Set task: Repeat each record exactly. Any picture gets left out.

Entries supplied:

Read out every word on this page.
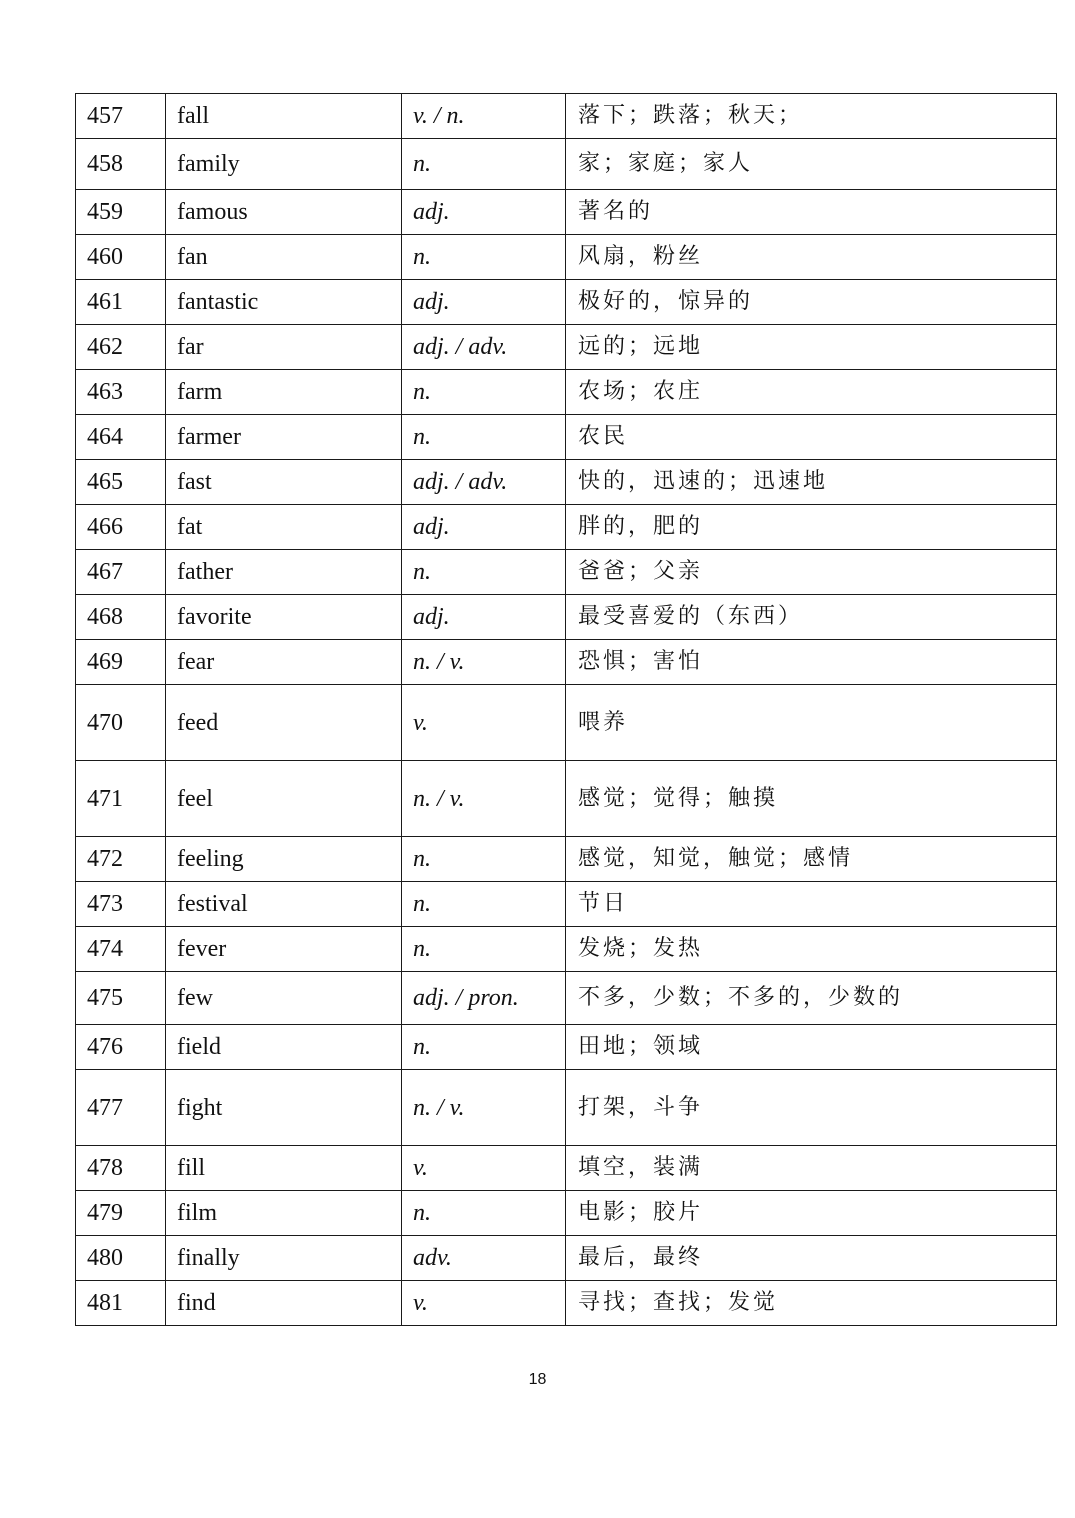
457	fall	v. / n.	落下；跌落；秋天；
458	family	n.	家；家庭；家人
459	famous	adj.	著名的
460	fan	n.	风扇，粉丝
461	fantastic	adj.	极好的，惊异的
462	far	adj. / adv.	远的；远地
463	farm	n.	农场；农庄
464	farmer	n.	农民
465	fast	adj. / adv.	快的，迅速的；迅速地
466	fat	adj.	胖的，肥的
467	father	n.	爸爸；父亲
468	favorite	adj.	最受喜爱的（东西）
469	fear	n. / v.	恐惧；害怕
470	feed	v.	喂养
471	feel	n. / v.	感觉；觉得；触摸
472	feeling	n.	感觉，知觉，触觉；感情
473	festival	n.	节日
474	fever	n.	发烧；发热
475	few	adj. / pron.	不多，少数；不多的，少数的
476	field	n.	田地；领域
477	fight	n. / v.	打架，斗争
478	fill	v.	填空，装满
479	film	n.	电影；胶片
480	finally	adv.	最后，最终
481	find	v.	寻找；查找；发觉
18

The result:
Read out every word on this page.
457	fall	v. / n.	落下；跌落；秋天；
458	family	n.	家；家庭；家人
459	famous	adj.	著名的
460	fan	n.	风扇，粉丝
461	fantastic	adj.	极好的，惊异的
462	far	adj. / adv.	远的；远地
463	farm	n.	农场；农庄
464	farmer	n.	农民
465	fast	adj. / adv.	快的，迅速的；迅速地
466	fat	adj.	胖的，肥的
467	father	n.	爸爸；父亲
468	favorite	adj.	最受喜爱的（东西）
469	fear	n. / v.	恐惧；害怕
470	feed	v.	喂养
471	feel	n. / v.	感觉；觉得；触摸
472	feeling	n.	感觉，知觉，触觉；感情
473	festival	n.	节日
474	fever	n.	发烧；发热
475	few	adj. / pron.	不多，少数；不多的，少数的
476	field	n.	田地；领域
477	fight	n. / v.	打架，斗争
478	fill	v.	填空，装满
479	film	n.	电影；胶片
480	finally	adv.	最后，最终
481	find	v.	寻找；查找；发觉
18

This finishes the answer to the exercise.